[Collected data]
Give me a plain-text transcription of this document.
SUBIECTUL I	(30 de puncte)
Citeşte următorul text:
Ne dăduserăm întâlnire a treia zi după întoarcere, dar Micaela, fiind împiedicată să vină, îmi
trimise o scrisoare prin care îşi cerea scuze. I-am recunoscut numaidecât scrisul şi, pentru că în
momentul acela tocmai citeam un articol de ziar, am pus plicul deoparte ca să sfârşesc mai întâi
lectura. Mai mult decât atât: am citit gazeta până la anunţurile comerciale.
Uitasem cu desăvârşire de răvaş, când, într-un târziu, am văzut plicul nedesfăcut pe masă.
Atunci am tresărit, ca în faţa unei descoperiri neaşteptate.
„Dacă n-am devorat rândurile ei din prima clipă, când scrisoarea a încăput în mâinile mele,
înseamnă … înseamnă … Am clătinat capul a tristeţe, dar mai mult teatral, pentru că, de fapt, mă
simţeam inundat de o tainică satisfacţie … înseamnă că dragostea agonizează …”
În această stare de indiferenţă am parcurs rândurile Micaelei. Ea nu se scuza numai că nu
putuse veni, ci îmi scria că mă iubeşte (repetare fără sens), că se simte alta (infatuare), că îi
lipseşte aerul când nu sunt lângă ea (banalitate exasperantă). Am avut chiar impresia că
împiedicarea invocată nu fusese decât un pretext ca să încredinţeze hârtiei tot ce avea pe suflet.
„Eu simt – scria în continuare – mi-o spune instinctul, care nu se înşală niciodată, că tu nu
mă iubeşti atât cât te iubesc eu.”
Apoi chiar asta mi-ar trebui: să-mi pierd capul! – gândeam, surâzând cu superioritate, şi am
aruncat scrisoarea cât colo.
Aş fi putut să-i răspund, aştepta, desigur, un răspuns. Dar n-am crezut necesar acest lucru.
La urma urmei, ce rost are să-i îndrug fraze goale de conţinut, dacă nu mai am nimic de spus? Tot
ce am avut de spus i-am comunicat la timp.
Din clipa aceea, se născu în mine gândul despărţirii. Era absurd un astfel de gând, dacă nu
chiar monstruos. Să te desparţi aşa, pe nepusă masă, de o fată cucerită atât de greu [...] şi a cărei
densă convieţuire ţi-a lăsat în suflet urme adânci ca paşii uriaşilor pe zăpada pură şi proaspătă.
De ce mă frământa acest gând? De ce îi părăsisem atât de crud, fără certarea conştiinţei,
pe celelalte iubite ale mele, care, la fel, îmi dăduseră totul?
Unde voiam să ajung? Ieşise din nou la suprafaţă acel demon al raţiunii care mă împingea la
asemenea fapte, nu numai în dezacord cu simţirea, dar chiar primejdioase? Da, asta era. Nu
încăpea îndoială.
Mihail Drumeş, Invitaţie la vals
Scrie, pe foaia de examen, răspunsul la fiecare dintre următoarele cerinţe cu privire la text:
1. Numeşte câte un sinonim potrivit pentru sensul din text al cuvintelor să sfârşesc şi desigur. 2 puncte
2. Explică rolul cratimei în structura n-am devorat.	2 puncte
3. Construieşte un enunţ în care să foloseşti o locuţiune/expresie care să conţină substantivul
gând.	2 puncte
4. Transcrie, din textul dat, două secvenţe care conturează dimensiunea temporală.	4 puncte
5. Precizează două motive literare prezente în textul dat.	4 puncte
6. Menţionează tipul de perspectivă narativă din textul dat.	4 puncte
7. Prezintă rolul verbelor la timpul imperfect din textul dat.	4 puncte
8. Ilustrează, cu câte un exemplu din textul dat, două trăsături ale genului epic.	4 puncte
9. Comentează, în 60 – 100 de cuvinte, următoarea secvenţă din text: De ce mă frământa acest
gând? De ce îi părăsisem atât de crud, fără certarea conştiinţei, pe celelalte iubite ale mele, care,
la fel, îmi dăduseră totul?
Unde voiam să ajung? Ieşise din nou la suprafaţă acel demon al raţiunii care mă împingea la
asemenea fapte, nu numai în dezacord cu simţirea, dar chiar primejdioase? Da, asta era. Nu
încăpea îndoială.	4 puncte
==
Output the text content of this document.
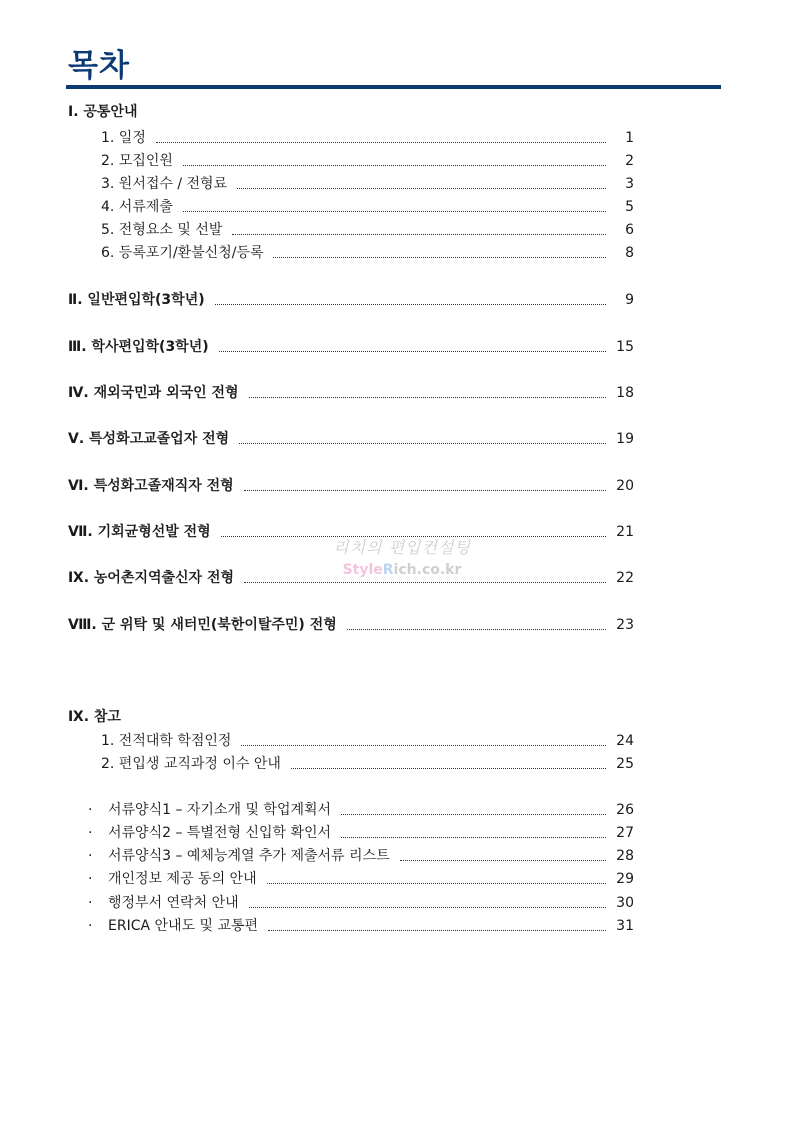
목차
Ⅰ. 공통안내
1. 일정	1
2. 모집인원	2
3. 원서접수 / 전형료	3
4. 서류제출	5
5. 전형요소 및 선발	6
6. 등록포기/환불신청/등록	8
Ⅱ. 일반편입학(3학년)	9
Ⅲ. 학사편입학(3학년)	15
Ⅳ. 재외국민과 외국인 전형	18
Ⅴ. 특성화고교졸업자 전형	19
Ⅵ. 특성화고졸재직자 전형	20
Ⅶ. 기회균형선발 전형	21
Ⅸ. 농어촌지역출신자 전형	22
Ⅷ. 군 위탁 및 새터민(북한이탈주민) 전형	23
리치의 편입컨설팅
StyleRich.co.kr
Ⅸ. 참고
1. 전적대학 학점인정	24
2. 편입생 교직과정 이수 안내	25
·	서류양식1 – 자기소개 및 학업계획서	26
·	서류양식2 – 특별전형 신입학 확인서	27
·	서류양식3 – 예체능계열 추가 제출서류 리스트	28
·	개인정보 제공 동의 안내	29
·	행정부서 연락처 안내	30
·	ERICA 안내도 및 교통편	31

● **Direction**
Find every line above that contains the word "încăpea", and return each one.

● **Solution to this exercise**
încăpea îndoială.
încăpea îndoială.	4 puncte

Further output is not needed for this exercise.